Exercise material:

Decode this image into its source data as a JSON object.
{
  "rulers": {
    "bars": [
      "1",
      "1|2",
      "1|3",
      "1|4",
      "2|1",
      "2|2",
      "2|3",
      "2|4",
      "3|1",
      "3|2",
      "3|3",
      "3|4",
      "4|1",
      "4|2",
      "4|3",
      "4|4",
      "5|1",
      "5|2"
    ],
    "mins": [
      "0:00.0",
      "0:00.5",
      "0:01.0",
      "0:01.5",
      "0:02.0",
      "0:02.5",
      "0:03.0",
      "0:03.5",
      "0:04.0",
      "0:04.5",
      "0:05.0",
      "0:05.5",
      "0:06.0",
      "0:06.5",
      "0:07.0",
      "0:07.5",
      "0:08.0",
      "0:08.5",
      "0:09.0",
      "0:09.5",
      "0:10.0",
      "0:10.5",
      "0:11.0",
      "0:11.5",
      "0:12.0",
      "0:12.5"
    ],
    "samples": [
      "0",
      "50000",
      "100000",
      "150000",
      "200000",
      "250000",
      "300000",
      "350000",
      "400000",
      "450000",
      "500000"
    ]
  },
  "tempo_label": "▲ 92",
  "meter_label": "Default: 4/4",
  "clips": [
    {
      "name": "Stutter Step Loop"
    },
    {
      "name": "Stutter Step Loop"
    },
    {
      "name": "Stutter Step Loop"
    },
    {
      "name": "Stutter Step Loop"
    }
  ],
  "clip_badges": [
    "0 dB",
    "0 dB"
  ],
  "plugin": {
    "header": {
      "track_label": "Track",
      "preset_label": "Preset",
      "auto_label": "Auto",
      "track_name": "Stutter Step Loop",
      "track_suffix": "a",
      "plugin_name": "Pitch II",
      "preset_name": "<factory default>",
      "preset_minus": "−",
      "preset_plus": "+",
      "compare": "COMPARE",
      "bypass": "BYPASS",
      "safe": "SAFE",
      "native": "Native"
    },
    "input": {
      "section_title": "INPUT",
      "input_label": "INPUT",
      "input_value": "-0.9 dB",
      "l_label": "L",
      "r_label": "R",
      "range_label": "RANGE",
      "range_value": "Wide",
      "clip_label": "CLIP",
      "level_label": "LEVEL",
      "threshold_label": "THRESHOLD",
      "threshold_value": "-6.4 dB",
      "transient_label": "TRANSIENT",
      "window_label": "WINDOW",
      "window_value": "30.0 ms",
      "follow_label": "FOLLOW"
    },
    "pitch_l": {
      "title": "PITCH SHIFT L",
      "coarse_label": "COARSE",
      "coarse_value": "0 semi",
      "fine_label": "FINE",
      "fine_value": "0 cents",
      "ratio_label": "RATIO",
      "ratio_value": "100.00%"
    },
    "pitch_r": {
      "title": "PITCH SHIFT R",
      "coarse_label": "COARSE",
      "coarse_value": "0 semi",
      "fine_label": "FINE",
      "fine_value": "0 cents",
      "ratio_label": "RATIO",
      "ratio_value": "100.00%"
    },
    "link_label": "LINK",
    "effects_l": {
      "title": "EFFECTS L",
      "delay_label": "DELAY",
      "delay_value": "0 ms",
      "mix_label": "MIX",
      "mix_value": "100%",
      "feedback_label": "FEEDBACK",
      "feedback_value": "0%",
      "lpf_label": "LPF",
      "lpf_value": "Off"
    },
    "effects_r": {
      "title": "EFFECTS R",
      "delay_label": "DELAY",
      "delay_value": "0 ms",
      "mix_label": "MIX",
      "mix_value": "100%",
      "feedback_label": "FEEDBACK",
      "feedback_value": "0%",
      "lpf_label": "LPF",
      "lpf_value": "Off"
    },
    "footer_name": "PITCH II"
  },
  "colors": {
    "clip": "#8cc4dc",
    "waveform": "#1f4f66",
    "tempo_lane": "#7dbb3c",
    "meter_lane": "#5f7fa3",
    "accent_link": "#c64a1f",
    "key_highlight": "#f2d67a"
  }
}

What the task asks:
Take the entries above and transcribe them in full.

Reply:
Decode this image into its source data as a JSON object.
{
  "rulers": {
    "bars": [
      "1",
      "1|2",
      "1|3",
      "1|4",
      "2|1",
      "2|2",
      "2|3",
      "2|4",
      "3|1",
      "3|2",
      "3|3",
      "3|4",
      "4|1",
      "4|2",
      "4|3",
      "4|4",
      "5|1",
      "5|2"
    ],
    "mins": [
      "0:00.0",
      "0:00.5",
      "0:01.0",
      "0:01.5",
      "0:02.0",
      "0:02.5",
      "0:03.0",
      "0:03.5",
      "0:04.0",
      "0:04.5",
      "0:05.0",
      "0:05.5",
      "0:06.0",
      "0:06.5",
      "0:07.0",
      "0:07.5",
      "0:08.0",
      "0:08.5",
      "0:09.0",
      "0:09.5",
      "0:10.0",
      "0:10.5",
      "0:11.0",
      "0:11.5",
      "0:12.0",
      "0:12.5"
    ],
    "samples": [
      "0",
      "50000",
      "100000",
      "150000",
      "200000",
      "250000",
      "300000",
      "350000",
      "400000",
      "450000",
      "500000"
    ]
  },
  "tempo_label": "▲ 92",
  "meter_label": "Default: 4/4",
  "clips": [
    {
      "name": "Stutter Step Loop"
    },
    {
      "name": "Stutter Step Loop"
    },
    {
      "name": "Stutter Step Loop"
    },
    {
      "name": "Stutter Step Loop"
    }
  ],
  "clip_badges": [
    "0 dB",
    "0 dB"
  ],
  "plugin": {
    "header": {
      "track_label": "Track",
      "preset_label": "Preset",
      "auto_label": "Auto",
      "track_name": "Stutter Step Loop",
      "track_suffix": "a",
      "plugin_name": "Pitch II",
      "preset_name": "<factory default>",
      "preset_minus": "−",
      "preset_plus": "+",
      "compare": "COMPARE",
      "bypass": "BYPASS",
      "safe": "SAFE",
      "native": "Native"
    },
    "input": {
      "section_title": "INPUT",
      "input_label": "INPUT",
      "input_value": "-0.9 dB",
      "l_label": "L",
      "r_label": "R",
      "range_label": "RANGE",
      "range_value": "Wide",
      "clip_label": "CLIP",
      "level_label": "LEVEL",
      "threshold_label": "THRESHOLD",
      "threshold_value": "-6.4 dB",
      "transient_label": "TRANSIENT",
      "window_label": "WINDOW",
      "window_value": "30.0 ms",
      "follow_label": "FOLLOW"
    },
    "pitch_l": {
      "title": "PITCH SHIFT L",
      "coarse_label": "COARSE",
      "coarse_value": "0 semi",
      "fine_label": "FINE",
      "fine_value": "0 cents",
      "ratio_label": "RATIO",
      "ratio_value": "100.00%"
    },
    "pitch_r": {
      "title": "PITCH SHIFT R",
      "coarse_label": "COARSE",
      "coarse_value": "0 semi",
      "fine_label": "FINE",
      "fine_value": "0 cents",
      "ratio_label": "RATIO",
      "ratio_value": "100.00%"
    },
    "link_label": "LINK",
    "effects_l": {
      "title": "EFFECTS L",
      "delay_label": "DELAY",
      "delay_value": "0 ms",
      "mix_label": "MIX",
      "mix_value": "100%",
      "feedback_label": "FEEDBACK",
      "feedback_value": "0%",
      "lpf_label": "LPF",
      "lpf_value": "Off"
    },
    "effects_r": {
      "title": "EFFECTS R",
      "delay_label": "DELAY",
      "delay_value": "0 ms",
      "mix_label": "MIX",
      "mix_value": "100%",
      "feedback_label": "FEEDBACK",
      "feedback_value": "0%",
      "lpf_label": "LPF",
      "lpf_value": "Off"
    },
    "footer_name": "PITCH II"
  },
  "colors": {
    "clip": "#8cc4dc",
    "waveform": "#1f4f66",
    "tempo_lane": "#7dbb3c",
    "meter_lane": "#5f7fa3",
    "accent_link": "#c64a1f",
    "key_highlight": "#f2d67a"
  }
}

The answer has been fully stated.